# INSTRUCTION
Give the count of lines in the data that include "text", with no other words.

(Structured figure records)
────────────────────────────────────────

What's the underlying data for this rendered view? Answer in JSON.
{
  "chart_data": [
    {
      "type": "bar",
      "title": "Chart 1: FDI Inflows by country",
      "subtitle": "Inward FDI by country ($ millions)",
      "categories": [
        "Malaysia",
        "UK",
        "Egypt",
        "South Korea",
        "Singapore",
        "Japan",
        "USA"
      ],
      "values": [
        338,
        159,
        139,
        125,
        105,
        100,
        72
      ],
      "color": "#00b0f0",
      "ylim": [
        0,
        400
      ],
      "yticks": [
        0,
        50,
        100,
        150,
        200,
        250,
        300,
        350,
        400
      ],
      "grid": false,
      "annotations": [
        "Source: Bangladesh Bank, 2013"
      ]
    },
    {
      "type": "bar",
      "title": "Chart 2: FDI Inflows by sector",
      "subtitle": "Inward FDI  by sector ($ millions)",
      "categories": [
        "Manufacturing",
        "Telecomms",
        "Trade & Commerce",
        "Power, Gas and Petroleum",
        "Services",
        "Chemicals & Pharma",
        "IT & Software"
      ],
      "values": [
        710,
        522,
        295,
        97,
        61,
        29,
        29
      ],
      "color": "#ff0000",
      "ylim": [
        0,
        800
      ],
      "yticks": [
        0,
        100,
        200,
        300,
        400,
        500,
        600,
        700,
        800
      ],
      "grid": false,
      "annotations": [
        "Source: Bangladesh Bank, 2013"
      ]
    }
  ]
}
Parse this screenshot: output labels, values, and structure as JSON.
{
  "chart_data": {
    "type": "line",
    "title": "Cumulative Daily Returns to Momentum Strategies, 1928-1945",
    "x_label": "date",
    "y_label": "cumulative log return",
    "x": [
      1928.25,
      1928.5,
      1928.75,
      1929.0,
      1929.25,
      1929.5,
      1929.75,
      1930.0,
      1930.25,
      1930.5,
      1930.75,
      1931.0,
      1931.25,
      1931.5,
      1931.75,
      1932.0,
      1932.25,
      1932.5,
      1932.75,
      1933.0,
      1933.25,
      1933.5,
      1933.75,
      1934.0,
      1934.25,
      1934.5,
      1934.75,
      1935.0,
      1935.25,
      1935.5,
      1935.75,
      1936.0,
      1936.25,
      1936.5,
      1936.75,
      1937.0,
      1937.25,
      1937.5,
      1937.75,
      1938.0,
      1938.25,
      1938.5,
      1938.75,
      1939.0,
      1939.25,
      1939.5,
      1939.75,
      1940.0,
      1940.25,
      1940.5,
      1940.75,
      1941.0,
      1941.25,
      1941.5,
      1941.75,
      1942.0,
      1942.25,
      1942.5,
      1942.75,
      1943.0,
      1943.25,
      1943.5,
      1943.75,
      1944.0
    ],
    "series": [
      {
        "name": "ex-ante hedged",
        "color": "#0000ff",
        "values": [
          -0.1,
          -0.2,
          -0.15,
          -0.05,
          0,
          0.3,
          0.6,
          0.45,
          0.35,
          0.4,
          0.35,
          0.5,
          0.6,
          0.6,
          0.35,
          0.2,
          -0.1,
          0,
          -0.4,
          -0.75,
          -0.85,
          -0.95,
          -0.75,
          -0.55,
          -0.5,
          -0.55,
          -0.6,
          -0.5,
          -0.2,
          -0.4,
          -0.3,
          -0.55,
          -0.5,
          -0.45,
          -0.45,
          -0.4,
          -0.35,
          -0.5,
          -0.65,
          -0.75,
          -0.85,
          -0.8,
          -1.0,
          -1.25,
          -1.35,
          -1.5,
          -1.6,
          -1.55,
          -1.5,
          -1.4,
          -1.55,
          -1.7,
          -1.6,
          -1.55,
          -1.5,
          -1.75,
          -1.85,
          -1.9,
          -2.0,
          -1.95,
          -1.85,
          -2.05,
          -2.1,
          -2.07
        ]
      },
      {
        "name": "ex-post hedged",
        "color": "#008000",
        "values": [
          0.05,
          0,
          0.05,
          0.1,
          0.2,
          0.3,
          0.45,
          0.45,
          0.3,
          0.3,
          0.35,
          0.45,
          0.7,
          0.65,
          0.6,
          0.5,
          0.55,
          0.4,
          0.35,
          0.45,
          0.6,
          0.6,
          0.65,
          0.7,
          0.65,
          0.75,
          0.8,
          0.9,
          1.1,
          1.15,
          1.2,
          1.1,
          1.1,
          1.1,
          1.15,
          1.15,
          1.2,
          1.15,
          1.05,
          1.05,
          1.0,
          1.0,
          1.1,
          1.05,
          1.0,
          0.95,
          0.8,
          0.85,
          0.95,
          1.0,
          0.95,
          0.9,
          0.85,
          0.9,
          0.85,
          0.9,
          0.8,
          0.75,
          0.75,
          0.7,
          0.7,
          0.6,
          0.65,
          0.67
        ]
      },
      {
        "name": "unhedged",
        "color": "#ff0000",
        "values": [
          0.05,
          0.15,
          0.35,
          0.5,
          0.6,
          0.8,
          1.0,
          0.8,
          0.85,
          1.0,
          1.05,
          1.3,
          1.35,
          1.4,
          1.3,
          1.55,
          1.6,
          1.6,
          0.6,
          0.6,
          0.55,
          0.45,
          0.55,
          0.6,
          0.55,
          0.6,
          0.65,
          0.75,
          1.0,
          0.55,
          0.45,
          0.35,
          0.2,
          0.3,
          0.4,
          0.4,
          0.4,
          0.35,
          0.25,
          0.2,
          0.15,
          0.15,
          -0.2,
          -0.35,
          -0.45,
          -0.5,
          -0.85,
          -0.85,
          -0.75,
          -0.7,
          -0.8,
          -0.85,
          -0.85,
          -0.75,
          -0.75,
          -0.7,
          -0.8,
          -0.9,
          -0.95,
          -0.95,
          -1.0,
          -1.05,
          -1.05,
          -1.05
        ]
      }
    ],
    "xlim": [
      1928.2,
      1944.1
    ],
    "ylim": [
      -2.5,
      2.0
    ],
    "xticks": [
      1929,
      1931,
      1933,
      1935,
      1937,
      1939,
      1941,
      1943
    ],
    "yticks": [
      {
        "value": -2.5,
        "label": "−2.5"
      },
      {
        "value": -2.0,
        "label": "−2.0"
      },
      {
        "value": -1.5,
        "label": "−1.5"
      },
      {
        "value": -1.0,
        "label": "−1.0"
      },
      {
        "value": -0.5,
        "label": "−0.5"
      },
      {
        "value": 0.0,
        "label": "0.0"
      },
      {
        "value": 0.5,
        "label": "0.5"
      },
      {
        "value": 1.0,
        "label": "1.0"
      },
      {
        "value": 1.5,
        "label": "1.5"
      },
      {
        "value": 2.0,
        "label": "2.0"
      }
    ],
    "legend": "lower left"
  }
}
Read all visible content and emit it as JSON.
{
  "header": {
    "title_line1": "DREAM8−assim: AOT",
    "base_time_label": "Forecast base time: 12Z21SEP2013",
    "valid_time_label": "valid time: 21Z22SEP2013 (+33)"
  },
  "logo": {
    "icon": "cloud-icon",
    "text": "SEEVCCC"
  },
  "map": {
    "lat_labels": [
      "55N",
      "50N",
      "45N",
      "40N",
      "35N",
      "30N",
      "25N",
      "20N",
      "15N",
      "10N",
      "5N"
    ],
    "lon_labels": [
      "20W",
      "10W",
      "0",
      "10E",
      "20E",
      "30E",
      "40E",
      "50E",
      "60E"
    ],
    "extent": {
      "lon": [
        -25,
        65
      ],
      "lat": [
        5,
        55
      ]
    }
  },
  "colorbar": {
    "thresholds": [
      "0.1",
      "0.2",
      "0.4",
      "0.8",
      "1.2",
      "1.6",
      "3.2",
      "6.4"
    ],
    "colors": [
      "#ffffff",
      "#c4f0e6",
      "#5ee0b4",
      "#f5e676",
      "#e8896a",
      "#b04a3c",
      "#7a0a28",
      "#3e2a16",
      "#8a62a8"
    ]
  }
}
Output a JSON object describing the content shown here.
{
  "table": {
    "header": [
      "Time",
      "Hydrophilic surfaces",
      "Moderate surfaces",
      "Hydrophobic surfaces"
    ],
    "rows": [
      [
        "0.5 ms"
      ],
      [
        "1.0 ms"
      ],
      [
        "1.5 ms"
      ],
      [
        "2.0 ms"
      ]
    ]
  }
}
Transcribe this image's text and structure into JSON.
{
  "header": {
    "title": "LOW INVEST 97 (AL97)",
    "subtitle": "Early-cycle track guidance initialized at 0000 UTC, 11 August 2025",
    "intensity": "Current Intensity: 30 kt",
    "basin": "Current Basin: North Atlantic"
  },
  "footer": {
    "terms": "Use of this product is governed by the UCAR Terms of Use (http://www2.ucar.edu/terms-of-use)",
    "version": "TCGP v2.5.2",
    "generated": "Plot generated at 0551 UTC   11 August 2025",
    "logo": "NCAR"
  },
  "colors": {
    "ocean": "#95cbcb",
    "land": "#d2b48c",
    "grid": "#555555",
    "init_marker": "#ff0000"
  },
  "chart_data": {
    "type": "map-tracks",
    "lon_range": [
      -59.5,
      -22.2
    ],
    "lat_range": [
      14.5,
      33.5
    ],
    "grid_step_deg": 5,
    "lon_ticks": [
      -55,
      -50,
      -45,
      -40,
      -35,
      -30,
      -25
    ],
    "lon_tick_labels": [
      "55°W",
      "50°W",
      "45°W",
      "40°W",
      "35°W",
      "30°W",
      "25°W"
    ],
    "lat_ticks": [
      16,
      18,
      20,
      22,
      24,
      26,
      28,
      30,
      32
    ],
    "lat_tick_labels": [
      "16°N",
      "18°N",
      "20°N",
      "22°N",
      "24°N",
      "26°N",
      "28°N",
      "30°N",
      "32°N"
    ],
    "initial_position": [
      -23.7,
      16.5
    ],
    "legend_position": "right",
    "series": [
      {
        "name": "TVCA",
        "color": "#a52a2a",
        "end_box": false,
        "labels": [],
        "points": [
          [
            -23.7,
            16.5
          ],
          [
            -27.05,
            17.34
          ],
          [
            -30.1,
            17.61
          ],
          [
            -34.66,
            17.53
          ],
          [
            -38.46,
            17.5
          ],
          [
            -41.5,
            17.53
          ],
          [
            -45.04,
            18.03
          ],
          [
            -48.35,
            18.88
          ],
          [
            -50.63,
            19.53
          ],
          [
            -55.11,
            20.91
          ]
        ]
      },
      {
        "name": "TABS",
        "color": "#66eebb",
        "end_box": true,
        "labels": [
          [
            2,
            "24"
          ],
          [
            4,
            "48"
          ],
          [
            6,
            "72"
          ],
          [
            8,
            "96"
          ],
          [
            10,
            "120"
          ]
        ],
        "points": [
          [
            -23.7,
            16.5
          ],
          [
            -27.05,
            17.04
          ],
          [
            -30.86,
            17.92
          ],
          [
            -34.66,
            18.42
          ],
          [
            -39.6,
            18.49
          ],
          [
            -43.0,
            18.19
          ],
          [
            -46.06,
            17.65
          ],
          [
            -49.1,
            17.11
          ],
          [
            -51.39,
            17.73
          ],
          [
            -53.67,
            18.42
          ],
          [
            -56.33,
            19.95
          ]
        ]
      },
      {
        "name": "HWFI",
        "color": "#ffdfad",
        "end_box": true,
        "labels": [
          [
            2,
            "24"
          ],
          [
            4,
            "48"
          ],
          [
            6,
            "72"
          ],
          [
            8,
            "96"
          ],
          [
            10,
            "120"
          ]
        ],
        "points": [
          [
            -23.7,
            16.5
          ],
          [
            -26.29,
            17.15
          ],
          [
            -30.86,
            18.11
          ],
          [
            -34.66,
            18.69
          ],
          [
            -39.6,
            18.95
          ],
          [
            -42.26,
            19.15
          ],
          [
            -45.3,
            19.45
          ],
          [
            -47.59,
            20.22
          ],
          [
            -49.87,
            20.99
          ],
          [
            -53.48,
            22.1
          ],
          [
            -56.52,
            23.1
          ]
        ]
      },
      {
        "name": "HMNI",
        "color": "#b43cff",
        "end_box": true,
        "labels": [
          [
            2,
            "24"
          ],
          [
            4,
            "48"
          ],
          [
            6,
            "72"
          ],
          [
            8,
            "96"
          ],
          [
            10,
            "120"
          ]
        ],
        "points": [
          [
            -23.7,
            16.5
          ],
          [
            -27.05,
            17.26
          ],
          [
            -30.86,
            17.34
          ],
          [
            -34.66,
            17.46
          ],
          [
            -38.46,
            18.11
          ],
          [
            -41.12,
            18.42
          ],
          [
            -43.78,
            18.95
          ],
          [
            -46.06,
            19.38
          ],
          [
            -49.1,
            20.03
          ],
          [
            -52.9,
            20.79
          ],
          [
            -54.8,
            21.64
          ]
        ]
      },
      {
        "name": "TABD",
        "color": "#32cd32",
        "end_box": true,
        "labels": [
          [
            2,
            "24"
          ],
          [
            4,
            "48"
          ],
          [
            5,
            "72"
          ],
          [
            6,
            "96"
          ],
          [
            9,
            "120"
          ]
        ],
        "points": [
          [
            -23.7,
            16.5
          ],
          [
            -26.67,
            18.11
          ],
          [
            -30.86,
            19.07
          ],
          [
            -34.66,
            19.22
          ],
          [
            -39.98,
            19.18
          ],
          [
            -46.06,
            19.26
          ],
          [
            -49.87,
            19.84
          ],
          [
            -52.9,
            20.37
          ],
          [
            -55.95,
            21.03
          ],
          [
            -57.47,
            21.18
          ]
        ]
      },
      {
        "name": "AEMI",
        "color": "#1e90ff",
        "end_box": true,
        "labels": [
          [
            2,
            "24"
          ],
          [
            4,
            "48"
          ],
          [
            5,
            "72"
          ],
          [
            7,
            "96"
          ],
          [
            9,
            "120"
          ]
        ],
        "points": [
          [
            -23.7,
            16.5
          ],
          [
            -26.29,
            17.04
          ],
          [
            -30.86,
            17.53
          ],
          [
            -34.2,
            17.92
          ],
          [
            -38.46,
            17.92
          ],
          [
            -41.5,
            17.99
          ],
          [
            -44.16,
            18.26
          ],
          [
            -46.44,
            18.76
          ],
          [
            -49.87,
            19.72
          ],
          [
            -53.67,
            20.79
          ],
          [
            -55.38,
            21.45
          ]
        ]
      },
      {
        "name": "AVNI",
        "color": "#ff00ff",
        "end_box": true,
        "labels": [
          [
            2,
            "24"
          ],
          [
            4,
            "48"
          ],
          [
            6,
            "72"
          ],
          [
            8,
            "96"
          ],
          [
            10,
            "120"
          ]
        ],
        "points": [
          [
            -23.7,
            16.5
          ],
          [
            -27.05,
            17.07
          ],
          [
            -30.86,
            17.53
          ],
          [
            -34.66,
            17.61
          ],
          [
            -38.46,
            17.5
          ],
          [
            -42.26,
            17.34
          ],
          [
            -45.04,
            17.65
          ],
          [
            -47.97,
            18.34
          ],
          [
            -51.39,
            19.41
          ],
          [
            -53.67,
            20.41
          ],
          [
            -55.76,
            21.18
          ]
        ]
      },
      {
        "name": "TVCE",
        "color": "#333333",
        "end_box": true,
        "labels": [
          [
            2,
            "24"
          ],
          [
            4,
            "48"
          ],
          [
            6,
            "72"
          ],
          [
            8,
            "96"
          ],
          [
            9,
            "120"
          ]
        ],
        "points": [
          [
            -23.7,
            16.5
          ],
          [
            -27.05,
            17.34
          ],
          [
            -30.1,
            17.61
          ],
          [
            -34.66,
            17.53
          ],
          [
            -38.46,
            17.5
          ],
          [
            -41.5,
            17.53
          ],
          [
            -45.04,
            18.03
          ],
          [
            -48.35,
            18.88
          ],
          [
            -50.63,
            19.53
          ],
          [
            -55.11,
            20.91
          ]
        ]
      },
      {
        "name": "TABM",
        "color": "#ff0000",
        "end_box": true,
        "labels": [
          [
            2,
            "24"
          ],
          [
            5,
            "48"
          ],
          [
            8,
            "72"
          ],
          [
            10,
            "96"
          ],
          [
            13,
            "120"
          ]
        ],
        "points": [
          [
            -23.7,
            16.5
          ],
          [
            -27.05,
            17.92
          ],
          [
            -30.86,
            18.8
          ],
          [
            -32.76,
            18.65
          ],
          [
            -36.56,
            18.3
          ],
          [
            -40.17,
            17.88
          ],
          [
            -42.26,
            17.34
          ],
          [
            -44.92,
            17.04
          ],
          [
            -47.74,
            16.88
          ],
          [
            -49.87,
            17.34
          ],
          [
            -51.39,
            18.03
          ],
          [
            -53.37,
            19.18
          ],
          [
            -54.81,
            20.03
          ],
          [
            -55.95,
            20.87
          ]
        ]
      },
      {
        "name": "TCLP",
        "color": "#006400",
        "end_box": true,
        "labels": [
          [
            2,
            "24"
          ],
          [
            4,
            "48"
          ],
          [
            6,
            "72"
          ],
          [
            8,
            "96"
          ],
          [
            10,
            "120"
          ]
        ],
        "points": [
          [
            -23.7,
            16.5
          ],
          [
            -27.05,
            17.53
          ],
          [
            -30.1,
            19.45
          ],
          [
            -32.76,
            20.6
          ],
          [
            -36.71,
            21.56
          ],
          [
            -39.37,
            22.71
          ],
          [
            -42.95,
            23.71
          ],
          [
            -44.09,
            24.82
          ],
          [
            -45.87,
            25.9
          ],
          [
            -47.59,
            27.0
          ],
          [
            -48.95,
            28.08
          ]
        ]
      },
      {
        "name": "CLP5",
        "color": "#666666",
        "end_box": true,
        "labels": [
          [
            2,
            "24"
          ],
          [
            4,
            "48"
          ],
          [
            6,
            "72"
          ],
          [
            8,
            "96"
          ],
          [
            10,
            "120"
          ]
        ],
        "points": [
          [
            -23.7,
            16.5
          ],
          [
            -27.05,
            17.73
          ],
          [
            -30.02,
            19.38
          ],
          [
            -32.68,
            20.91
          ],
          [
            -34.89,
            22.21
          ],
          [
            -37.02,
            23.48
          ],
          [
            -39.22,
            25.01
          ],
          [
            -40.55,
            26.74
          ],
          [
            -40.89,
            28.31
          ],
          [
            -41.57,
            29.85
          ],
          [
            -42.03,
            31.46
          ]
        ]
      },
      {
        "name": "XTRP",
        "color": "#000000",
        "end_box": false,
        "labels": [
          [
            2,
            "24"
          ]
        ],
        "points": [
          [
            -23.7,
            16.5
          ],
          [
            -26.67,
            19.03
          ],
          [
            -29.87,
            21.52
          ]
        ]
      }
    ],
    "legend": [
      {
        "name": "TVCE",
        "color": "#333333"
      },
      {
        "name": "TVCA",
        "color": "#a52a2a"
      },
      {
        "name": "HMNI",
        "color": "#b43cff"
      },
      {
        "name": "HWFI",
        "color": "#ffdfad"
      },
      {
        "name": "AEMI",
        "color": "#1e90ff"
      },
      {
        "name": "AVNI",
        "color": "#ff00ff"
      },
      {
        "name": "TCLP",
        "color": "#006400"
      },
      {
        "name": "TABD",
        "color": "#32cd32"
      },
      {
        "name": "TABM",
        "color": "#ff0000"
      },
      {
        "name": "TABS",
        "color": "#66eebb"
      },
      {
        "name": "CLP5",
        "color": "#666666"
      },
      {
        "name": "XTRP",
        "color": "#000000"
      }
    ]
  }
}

────────────────────────────────────────

# ANSWER FOR THIS EXERCISE
2